Transcribe the records that follow in their entirety, omitting any pictures.

• _Source data_:
== == ==

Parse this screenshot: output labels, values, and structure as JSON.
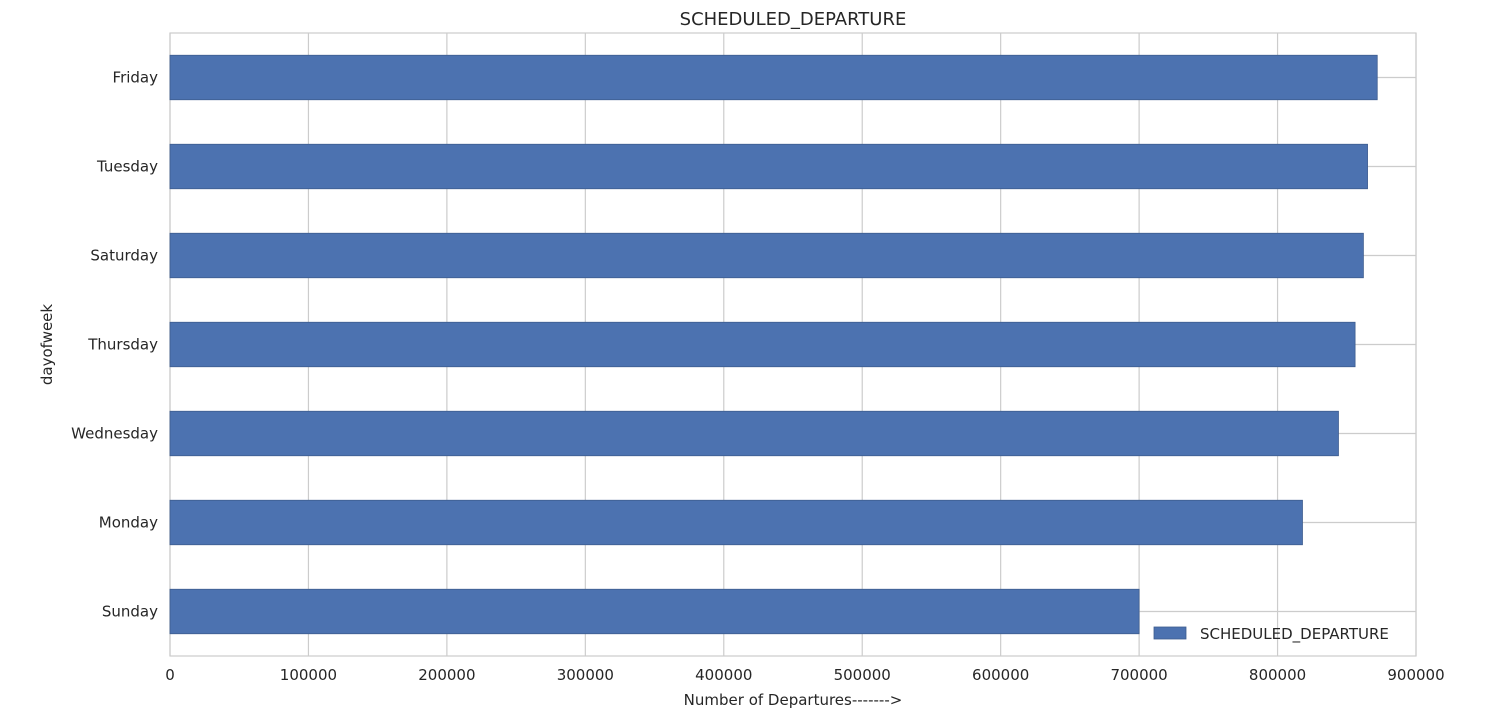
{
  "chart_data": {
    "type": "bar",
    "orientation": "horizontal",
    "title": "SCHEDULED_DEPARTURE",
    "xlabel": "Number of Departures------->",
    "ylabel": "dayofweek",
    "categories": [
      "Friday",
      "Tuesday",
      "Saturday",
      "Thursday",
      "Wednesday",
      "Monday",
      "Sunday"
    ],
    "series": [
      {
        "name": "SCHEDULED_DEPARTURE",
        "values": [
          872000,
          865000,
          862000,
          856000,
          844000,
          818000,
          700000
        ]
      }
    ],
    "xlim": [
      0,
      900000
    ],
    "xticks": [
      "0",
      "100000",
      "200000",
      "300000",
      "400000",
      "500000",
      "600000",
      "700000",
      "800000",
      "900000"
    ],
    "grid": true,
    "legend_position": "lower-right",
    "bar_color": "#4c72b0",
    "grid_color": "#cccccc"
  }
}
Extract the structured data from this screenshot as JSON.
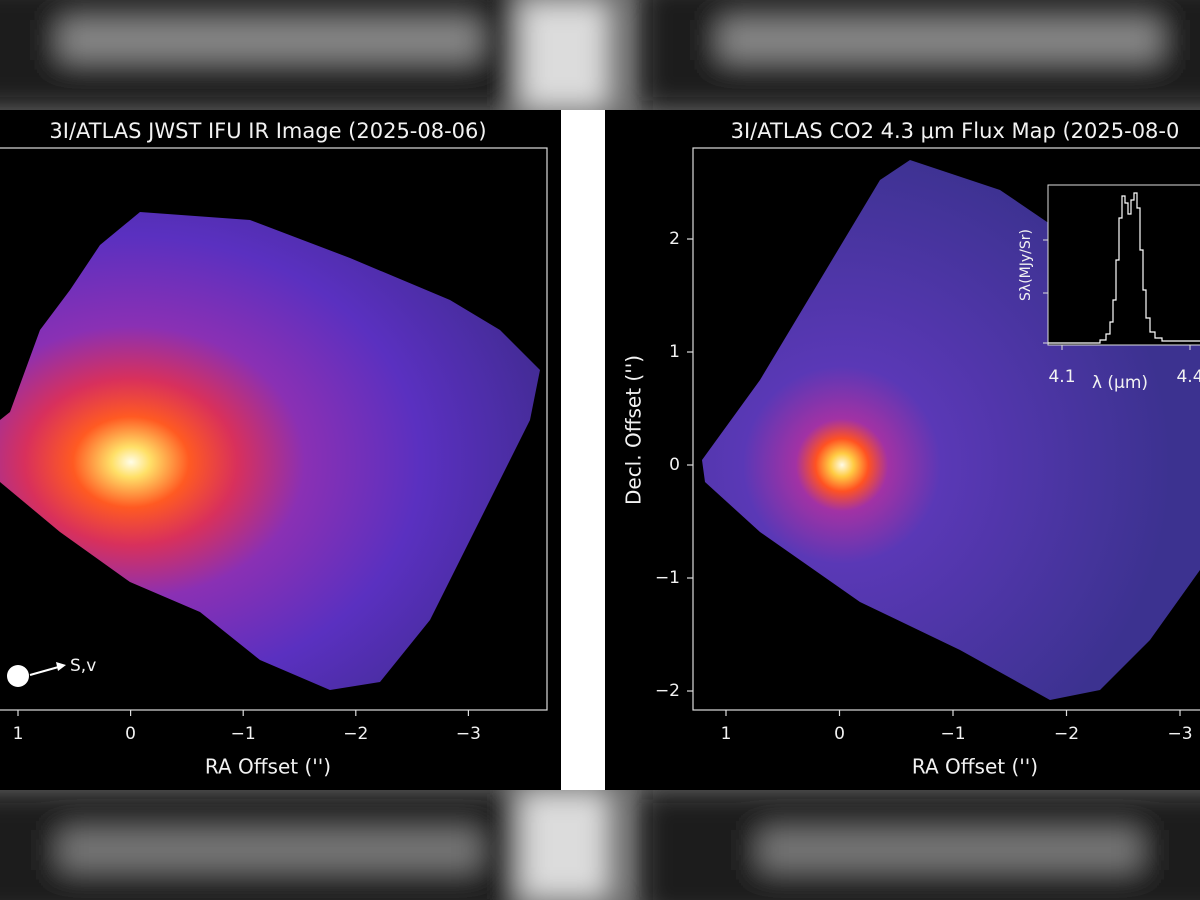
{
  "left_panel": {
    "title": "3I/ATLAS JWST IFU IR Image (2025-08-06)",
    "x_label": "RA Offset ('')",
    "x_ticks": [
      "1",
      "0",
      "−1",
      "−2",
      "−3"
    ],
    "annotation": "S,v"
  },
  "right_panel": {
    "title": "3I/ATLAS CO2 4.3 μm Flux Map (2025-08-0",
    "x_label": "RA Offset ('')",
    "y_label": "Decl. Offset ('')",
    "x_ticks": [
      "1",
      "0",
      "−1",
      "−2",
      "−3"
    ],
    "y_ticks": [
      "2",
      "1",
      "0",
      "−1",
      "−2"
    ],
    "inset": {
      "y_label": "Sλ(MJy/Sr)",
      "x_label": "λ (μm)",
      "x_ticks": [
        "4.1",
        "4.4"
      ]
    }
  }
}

== == ==

• _Answer to this exercise_:
Parse this screenshot: output labels, values, and structure as JSON.
{
  "chart_data": {
    "type": "bar",
    "orientation": "horizontal",
    "title": "SCHEDULED_DEPARTURE",
    "xlabel": "Number of Departures------->",
    "ylabel": "dayofweek",
    "categories": [
      "Friday",
      "Tuesday",
      "Saturday",
      "Thursday",
      "Wednesday",
      "Monday",
      "Sunday"
    ],
    "series": [
      {
        "name": "SCHEDULED_DEPARTURE",
        "values": [
          872000,
          865000,
          862000,
          856000,
          844000,
          818000,
          700000
        ]
      }
    ],
    "xlim": [
      0,
      900000
    ],
    "xticks": [
      "0",
      "100000",
      "200000",
      "300000",
      "400000",
      "500000",
      "600000",
      "700000",
      "800000",
      "900000"
    ],
    "grid": true,
    "legend_position": "lower-right",
    "bar_color": "#4c72b0",
    "grid_color": "#cccccc"
  }
}
Extract the structured data from this screenshot as JSON.
{
  "left_panel": {
    "title": "3I/ATLAS JWST IFU IR Image (2025-08-06)",
    "x_label": "RA Offset ('')",
    "x_ticks": [
      "1",
      "0",
      "−1",
      "−2",
      "−3"
    ],
    "annotation": "S,v"
  },
  "right_panel": {
    "title": "3I/ATLAS CO2 4.3 μm Flux Map (2025-08-0",
    "x_label": "RA Offset ('')",
    "y_label": "Decl. Offset ('')",
    "x_ticks": [
      "1",
      "0",
      "−1",
      "−2",
      "−3"
    ],
    "y_ticks": [
      "2",
      "1",
      "0",
      "−1",
      "−2"
    ],
    "inset": {
      "y_label": "Sλ(MJy/Sr)",
      "x_label": "λ (μm)",
      "x_ticks": [
        "4.1",
        "4.4"
      ]
    }
  }
}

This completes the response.